▶ [Request] Search the data for the word "Асинхронное" and copy every line where it occurs.

________

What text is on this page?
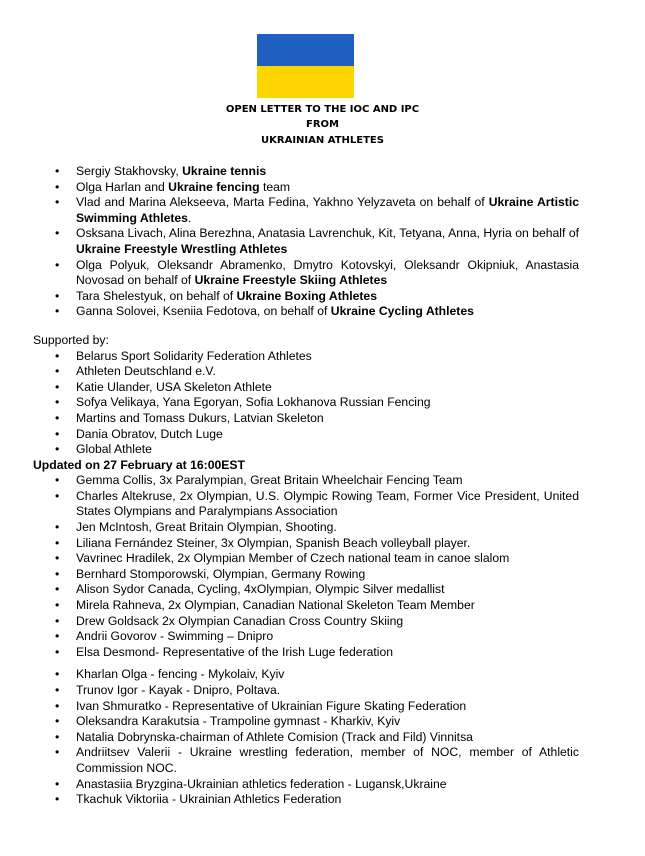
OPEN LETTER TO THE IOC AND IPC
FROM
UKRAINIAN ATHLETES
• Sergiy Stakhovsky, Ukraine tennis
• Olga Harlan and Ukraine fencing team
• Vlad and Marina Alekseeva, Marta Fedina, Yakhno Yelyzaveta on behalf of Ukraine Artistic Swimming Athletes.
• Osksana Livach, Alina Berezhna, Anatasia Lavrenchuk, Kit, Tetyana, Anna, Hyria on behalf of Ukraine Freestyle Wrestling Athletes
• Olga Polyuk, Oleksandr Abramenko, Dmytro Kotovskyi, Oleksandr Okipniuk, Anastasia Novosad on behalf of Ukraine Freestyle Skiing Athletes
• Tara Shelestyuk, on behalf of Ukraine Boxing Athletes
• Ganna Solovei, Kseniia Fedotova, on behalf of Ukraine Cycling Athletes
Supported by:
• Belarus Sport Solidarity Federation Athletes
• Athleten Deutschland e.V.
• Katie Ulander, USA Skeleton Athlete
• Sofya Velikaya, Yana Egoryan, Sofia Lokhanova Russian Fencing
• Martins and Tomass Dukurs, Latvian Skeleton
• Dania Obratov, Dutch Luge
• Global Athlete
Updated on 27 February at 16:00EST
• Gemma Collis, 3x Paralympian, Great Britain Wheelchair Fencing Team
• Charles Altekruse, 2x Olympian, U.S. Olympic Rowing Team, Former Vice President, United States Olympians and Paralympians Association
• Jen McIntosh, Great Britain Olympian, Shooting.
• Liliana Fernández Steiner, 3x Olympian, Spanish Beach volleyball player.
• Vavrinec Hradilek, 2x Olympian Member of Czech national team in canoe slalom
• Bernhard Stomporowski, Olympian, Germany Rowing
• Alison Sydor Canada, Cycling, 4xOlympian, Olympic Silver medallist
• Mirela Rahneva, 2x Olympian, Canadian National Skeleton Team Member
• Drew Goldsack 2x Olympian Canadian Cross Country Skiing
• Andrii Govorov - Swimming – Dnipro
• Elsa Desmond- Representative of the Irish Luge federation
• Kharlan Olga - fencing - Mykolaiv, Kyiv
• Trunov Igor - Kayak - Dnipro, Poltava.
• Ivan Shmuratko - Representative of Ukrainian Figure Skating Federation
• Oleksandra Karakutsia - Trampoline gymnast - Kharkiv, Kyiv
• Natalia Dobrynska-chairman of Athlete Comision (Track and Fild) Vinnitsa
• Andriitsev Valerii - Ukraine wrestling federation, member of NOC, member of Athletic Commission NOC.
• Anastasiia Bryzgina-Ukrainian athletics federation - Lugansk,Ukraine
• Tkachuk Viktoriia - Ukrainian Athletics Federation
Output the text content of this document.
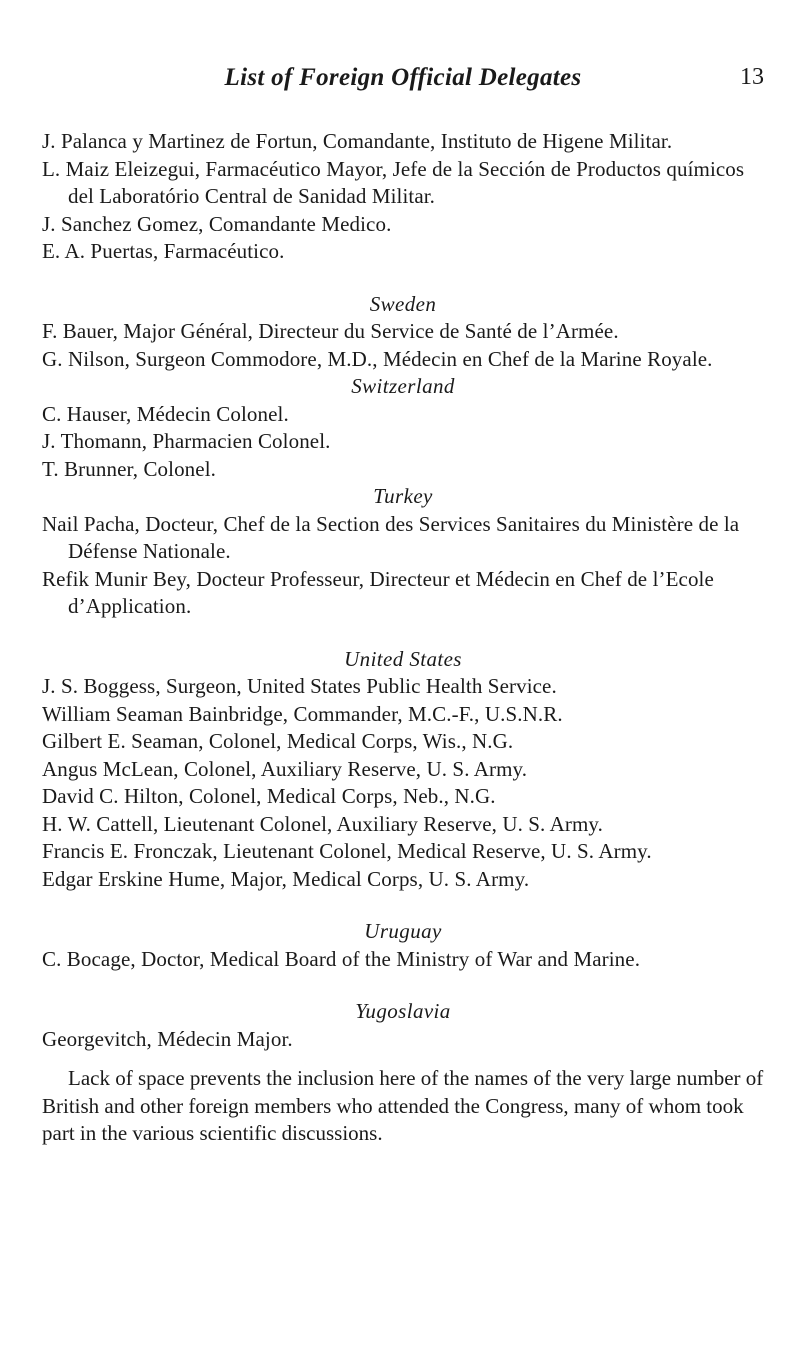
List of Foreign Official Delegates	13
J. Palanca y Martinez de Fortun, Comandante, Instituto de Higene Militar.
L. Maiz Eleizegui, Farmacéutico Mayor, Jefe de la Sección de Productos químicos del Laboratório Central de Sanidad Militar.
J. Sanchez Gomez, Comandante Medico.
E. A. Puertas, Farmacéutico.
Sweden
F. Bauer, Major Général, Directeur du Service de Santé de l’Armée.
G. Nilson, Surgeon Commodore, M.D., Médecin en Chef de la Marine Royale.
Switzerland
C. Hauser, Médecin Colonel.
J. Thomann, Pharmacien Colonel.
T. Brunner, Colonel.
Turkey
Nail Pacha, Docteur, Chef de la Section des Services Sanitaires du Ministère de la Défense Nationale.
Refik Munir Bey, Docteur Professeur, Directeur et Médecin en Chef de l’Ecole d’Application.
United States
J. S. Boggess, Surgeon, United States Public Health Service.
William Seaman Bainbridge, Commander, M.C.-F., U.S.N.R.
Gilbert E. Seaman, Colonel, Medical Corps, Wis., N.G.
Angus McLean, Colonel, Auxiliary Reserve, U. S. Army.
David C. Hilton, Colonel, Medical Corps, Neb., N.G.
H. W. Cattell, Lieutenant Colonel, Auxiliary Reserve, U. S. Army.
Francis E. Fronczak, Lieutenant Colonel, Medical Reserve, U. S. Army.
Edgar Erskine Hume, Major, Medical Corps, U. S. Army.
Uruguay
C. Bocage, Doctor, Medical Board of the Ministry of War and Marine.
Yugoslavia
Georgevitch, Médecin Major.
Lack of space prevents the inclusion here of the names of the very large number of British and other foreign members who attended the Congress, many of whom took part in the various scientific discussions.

________

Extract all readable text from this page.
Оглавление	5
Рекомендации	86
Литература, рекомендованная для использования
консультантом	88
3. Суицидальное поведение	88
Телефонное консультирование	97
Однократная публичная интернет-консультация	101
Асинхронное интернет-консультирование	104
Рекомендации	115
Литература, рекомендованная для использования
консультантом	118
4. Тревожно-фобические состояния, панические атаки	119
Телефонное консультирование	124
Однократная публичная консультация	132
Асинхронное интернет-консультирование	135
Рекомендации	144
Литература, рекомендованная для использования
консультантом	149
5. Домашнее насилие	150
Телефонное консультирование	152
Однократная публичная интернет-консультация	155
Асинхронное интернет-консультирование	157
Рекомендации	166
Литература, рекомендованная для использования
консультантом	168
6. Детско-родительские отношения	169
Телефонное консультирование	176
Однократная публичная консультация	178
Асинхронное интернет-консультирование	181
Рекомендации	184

________

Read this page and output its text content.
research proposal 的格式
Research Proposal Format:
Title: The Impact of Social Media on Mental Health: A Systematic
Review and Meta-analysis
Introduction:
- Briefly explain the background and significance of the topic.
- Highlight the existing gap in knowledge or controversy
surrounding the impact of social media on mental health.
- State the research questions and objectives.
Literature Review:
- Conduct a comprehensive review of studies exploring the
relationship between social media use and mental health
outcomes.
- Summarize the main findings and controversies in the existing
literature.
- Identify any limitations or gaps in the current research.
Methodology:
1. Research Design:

________

▶ [Solved exercise]
Асинхронное интернет-консультирование	104
Асинхронное интернет-консультирование	135
Асинхронное интернет-консультирование	157
Асинхронное интернет-консультирование	181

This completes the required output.